= PROBLEM DETAILS =
Rewrite the lines between the one holding "svg-text:4.00: 4.00 — [213, 65, 237, 79]" and the one holding "svg-text:4.50: 4.50 — [160, 186, 174, 210]", inclusive, replacing "svg-text" with "text-label" and leaving everything else as it is.

= RECORD EXCERPTS =
__________________________________________________

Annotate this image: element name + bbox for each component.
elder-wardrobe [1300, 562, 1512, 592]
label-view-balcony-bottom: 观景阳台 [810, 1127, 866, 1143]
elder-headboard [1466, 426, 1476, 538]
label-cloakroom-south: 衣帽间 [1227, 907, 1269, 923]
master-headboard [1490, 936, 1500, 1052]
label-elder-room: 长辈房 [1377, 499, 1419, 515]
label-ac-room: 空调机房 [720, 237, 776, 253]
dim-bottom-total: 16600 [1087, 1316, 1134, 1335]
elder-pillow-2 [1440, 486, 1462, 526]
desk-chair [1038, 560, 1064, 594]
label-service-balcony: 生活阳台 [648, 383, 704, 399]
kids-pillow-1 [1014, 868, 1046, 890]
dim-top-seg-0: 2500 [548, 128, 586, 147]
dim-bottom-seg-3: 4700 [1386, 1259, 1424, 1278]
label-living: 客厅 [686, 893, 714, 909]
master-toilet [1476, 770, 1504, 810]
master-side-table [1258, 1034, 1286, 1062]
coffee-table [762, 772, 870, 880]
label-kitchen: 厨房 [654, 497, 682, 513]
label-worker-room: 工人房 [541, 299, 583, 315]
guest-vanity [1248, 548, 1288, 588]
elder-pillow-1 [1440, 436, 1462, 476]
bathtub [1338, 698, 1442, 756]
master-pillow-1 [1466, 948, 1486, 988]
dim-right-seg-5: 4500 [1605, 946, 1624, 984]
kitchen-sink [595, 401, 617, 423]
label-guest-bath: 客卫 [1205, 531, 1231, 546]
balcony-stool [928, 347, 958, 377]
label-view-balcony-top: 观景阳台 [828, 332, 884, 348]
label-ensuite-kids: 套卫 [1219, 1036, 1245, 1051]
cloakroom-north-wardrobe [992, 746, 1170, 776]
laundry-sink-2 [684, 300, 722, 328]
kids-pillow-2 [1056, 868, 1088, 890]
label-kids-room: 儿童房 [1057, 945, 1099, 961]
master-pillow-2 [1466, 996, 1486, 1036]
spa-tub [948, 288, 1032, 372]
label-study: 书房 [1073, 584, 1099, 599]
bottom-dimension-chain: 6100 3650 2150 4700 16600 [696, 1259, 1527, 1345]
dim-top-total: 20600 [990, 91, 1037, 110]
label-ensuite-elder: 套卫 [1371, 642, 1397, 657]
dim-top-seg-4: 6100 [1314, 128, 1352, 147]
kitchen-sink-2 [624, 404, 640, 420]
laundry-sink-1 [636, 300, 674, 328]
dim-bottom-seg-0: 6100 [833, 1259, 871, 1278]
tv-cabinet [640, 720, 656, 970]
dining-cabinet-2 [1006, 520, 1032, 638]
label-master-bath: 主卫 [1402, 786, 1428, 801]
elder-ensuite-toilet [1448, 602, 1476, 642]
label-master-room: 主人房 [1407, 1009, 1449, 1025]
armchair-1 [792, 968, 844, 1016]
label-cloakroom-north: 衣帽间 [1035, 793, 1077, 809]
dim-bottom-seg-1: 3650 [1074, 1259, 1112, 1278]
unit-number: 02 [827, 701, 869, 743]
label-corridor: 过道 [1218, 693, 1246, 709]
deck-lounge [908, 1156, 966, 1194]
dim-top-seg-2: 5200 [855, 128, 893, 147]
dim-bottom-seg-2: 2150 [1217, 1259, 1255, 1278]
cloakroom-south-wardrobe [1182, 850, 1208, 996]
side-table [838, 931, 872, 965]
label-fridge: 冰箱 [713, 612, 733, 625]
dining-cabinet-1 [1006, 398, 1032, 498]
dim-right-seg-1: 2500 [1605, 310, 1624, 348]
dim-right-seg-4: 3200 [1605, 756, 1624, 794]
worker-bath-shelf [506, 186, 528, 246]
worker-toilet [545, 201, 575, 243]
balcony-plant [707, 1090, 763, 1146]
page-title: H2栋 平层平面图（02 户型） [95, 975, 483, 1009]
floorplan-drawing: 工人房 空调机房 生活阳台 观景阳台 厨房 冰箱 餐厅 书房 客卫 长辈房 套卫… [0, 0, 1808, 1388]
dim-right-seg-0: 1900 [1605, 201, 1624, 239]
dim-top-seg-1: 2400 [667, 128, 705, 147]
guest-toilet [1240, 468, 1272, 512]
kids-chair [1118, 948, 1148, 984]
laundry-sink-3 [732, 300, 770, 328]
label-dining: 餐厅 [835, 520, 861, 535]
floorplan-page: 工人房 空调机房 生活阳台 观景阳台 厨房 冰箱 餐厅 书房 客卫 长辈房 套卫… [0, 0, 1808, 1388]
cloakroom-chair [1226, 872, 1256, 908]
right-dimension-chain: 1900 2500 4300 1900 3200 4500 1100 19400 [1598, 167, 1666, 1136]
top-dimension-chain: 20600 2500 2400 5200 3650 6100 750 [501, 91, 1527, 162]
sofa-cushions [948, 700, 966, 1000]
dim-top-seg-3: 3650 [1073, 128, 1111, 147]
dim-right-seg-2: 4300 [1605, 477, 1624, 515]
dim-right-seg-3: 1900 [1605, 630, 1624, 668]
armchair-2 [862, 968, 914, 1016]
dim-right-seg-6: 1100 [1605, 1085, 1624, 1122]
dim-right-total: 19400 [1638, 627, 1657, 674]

__________________________________________________

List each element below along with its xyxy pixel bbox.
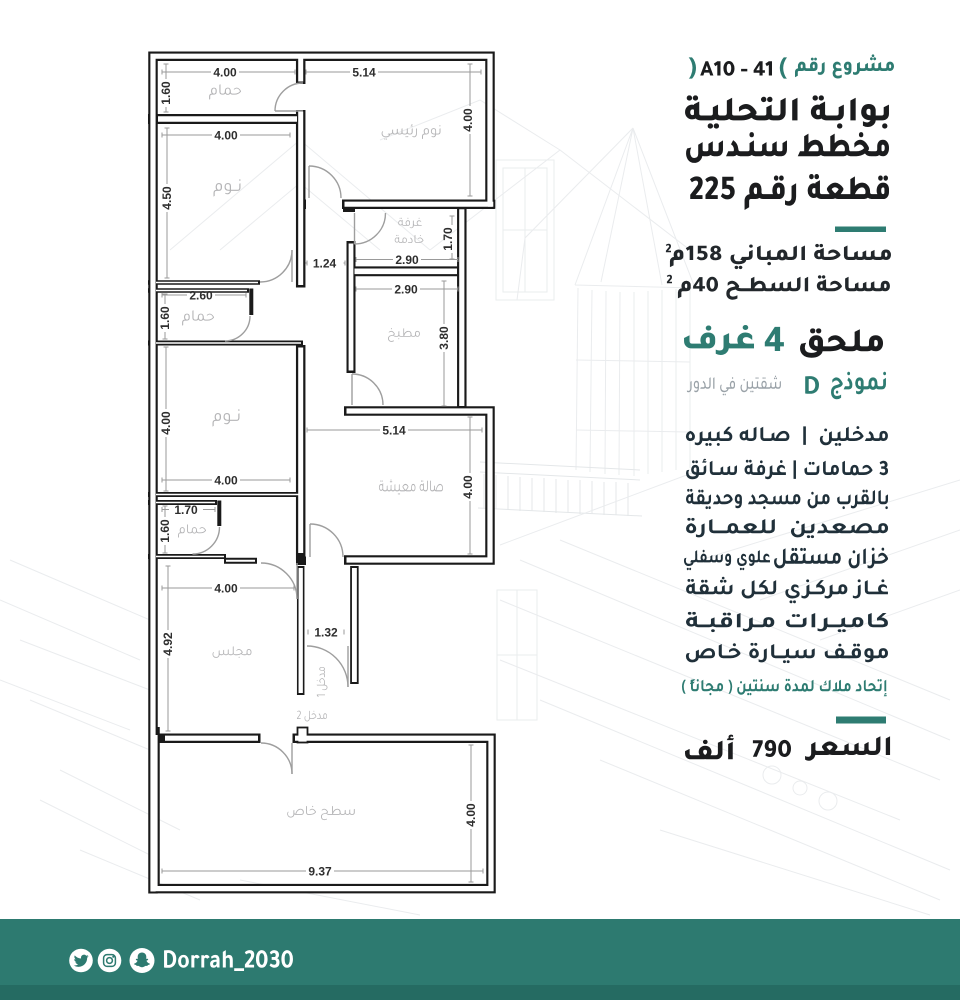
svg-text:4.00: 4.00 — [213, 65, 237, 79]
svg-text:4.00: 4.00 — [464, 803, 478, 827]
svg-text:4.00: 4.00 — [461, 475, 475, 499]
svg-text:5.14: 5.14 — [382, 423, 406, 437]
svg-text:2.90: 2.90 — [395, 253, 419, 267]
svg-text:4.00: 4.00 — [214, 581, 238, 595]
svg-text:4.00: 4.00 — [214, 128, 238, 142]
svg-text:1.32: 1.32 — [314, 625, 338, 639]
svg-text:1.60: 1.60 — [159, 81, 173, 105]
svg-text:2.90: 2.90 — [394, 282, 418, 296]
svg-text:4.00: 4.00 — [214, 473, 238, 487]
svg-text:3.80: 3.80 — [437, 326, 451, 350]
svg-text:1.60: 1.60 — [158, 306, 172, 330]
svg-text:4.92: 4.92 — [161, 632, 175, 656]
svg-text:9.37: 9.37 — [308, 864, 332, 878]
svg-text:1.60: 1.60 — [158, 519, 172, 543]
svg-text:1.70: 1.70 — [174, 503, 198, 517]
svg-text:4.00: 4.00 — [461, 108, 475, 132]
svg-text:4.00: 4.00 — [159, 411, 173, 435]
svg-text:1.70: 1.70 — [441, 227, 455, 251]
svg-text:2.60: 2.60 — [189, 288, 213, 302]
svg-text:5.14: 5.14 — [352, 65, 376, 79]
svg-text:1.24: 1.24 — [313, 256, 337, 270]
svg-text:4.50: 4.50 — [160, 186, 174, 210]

__________________________________________________

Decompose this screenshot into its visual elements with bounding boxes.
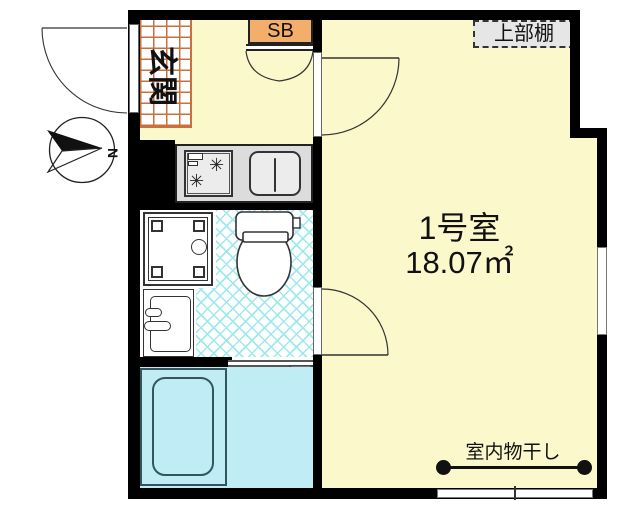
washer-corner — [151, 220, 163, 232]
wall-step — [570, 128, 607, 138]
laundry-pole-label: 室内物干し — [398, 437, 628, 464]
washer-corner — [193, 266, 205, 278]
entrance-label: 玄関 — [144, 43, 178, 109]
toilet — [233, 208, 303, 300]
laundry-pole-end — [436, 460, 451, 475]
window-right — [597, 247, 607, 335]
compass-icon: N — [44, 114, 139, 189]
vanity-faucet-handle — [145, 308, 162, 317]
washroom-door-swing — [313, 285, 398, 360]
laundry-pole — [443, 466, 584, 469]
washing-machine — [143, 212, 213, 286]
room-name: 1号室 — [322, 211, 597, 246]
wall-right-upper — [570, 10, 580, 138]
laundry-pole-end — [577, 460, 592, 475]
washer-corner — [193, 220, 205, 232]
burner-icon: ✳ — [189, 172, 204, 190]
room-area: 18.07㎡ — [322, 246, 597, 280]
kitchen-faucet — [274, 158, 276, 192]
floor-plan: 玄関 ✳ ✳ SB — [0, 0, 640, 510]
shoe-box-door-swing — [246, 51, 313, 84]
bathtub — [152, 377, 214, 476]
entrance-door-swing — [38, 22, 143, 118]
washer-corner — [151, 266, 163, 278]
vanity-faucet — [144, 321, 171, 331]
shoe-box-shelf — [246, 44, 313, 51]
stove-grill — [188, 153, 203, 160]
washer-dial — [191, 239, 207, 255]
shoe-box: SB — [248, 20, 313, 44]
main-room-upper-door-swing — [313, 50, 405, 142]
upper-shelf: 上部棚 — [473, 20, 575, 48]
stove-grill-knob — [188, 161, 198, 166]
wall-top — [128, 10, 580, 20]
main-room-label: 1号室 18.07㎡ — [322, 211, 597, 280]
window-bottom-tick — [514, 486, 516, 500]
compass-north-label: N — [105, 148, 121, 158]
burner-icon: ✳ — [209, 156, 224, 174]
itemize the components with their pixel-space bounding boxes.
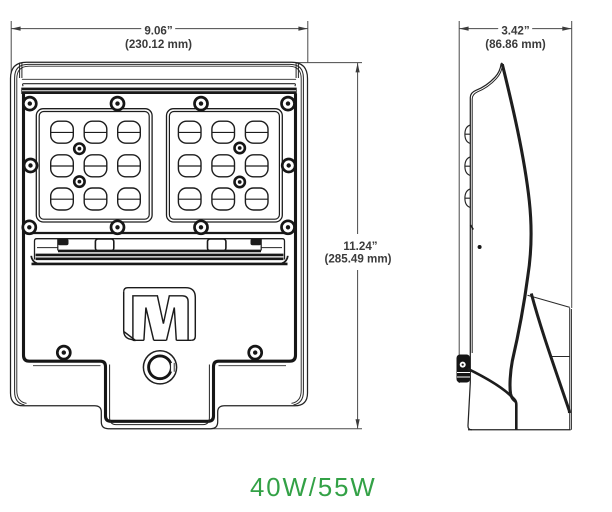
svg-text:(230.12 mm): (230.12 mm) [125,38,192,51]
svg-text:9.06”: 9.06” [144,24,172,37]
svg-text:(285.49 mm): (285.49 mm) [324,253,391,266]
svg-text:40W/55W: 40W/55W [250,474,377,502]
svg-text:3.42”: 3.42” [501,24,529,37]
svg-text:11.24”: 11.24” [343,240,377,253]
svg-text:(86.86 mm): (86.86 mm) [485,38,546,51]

__________________________________________________

= WRITTEN RESPONSE =
text-label:4.00: 4.00 — [213, 65, 237, 79]
text-label:4.00: 4.00 — [464, 803, 478, 827]
text-label:4.00: 4.00 — [461, 475, 475, 499]
text-label:5.14: 5.14 — [382, 423, 406, 437]
text-label:2.90: 2.90 — [395, 253, 419, 267]
text-label:4.00: 4.00 — [214, 581, 238, 595]
text-label:4.00: 4.00 — [214, 128, 238, 142]
text-label:1.32: 1.32 — [314, 625, 338, 639]
text-label:1.60: 1.60 — [159, 81, 173, 105]
text-label:2.90: 2.90 — [394, 282, 418, 296]
text-label:4.00: 4.00 — [214, 473, 238, 487]
text-label:3.80: 3.80 — [437, 326, 451, 350]
text-label:1.60: 1.60 — [158, 306, 172, 330]
text-label:4.92: 4.92 — [161, 632, 175, 656]
text-label:9.37: 9.37 — [308, 864, 332, 878]
text-label:1.60: 1.60 — [158, 519, 172, 543]
text-label:1.70: 1.70 — [174, 503, 198, 517]
text-label:4.00: 4.00 — [461, 108, 475, 132]
text-label:4.00: 4.00 — [159, 411, 173, 435]
text-label:1.70: 1.70 — [441, 227, 455, 251]
text-label:2.60: 2.60 — [189, 288, 213, 302]
text-label:5.14: 5.14 — [352, 65, 376, 79]
text-label:1.24: 1.24 — [313, 256, 337, 270]
text-label:4.50: 4.50 — [160, 186, 174, 210]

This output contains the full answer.